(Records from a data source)
⟨

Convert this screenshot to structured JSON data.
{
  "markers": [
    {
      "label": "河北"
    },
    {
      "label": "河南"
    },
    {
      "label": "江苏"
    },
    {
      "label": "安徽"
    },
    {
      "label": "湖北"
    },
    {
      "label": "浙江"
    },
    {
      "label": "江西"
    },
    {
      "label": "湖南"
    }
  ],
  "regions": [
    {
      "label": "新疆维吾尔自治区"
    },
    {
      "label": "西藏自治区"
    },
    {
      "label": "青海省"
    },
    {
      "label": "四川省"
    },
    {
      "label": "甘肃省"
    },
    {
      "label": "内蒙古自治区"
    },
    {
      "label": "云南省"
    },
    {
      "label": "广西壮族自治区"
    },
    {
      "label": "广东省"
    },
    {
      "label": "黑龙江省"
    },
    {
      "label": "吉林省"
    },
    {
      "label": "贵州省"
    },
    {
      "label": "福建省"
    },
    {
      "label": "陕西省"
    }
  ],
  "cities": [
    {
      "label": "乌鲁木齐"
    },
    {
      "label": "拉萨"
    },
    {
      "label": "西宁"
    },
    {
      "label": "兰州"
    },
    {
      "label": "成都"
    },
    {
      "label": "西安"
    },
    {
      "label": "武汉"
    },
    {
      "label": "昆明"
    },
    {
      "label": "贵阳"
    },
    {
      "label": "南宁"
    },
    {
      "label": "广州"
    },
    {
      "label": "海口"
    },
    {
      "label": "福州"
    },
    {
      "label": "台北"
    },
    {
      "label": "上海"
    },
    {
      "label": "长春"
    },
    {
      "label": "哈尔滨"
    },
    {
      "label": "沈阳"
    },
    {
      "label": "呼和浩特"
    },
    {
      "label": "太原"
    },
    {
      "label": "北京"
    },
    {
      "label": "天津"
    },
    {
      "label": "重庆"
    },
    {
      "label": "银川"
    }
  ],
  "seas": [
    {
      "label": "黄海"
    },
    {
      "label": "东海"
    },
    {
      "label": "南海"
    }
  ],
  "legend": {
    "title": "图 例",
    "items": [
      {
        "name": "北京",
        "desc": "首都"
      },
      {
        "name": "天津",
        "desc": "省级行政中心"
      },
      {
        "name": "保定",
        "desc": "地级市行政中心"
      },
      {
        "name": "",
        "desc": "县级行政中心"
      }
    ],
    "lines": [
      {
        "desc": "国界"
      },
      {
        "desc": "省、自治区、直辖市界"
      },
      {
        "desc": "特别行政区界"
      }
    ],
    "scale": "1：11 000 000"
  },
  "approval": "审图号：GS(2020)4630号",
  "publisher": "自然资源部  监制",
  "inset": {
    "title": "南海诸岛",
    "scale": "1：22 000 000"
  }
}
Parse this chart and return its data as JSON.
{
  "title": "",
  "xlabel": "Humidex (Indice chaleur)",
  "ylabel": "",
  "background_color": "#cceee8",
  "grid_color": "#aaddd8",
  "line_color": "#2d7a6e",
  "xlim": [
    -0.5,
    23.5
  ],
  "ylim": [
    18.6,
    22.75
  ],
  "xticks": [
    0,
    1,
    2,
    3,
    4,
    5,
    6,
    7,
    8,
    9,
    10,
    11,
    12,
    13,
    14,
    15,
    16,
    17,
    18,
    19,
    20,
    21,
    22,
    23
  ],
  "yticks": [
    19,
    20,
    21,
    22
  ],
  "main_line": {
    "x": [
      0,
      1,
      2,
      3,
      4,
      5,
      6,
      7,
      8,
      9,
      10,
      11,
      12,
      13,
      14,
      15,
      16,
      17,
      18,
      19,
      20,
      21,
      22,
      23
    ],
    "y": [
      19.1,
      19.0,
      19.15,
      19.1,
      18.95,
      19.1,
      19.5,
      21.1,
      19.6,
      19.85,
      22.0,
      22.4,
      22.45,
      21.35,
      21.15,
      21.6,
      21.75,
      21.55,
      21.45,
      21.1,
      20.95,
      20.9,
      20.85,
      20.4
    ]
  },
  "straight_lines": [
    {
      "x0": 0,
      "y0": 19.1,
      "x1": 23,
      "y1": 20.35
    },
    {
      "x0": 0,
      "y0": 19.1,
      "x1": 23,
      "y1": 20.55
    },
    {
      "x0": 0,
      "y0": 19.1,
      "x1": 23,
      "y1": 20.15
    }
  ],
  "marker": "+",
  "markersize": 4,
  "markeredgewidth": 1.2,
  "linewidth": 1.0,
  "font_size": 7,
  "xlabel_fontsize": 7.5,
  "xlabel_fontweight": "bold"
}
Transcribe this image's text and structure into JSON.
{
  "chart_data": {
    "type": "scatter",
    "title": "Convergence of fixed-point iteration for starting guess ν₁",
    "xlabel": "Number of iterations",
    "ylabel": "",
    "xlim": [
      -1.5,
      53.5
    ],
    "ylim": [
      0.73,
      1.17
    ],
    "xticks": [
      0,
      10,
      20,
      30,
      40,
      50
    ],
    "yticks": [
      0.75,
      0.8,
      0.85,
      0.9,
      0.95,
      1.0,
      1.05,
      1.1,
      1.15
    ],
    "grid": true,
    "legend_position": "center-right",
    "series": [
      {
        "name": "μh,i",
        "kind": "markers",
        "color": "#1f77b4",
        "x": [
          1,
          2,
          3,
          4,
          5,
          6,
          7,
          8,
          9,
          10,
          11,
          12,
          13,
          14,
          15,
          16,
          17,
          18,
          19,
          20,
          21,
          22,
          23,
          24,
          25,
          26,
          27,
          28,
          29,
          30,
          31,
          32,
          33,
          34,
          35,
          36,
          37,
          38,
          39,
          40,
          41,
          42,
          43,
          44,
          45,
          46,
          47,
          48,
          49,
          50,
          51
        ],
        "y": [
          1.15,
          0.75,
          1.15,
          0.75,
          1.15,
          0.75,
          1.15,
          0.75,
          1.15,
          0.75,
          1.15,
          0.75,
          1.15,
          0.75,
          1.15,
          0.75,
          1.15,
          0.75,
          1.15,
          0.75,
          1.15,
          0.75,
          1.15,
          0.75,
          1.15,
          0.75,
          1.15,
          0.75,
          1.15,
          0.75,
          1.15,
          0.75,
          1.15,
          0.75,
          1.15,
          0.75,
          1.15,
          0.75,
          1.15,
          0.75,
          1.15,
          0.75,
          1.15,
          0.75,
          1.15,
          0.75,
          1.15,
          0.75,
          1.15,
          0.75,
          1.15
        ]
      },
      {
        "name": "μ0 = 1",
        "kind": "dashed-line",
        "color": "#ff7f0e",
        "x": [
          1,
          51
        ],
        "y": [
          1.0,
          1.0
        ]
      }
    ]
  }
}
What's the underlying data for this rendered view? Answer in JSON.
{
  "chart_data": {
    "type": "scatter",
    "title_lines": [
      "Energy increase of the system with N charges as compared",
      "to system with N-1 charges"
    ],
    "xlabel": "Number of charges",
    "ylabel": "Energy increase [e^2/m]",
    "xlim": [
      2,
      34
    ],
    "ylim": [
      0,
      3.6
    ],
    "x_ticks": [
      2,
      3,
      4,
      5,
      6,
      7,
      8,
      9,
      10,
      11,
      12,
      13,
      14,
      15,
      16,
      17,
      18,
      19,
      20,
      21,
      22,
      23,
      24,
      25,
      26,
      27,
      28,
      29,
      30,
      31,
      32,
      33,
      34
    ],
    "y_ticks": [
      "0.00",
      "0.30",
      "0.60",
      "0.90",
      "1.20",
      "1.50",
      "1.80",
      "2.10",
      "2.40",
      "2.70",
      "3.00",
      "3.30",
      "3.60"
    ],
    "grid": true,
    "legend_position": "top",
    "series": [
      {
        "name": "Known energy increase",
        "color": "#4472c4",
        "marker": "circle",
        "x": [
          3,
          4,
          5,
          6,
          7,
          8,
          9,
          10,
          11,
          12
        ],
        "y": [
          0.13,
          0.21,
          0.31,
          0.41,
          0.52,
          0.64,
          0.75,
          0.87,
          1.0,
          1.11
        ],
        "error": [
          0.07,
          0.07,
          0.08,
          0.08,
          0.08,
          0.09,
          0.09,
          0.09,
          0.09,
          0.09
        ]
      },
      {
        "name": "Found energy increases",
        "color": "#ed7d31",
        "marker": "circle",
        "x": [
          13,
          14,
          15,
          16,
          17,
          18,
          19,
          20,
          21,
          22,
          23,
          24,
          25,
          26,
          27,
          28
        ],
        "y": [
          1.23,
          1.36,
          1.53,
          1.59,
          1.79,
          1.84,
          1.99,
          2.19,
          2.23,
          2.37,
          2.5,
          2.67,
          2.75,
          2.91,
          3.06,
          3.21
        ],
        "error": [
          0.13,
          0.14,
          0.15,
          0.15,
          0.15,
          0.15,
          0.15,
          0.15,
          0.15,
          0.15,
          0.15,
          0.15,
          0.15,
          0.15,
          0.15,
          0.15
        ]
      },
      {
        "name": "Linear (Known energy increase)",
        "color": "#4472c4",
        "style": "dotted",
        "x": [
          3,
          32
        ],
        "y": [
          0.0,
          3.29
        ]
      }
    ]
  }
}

⟩

Scan the material above. Copy each line that holds the word "with".

      "Energy increase of the system with N charges as compared",
      "to system with N-1 charges"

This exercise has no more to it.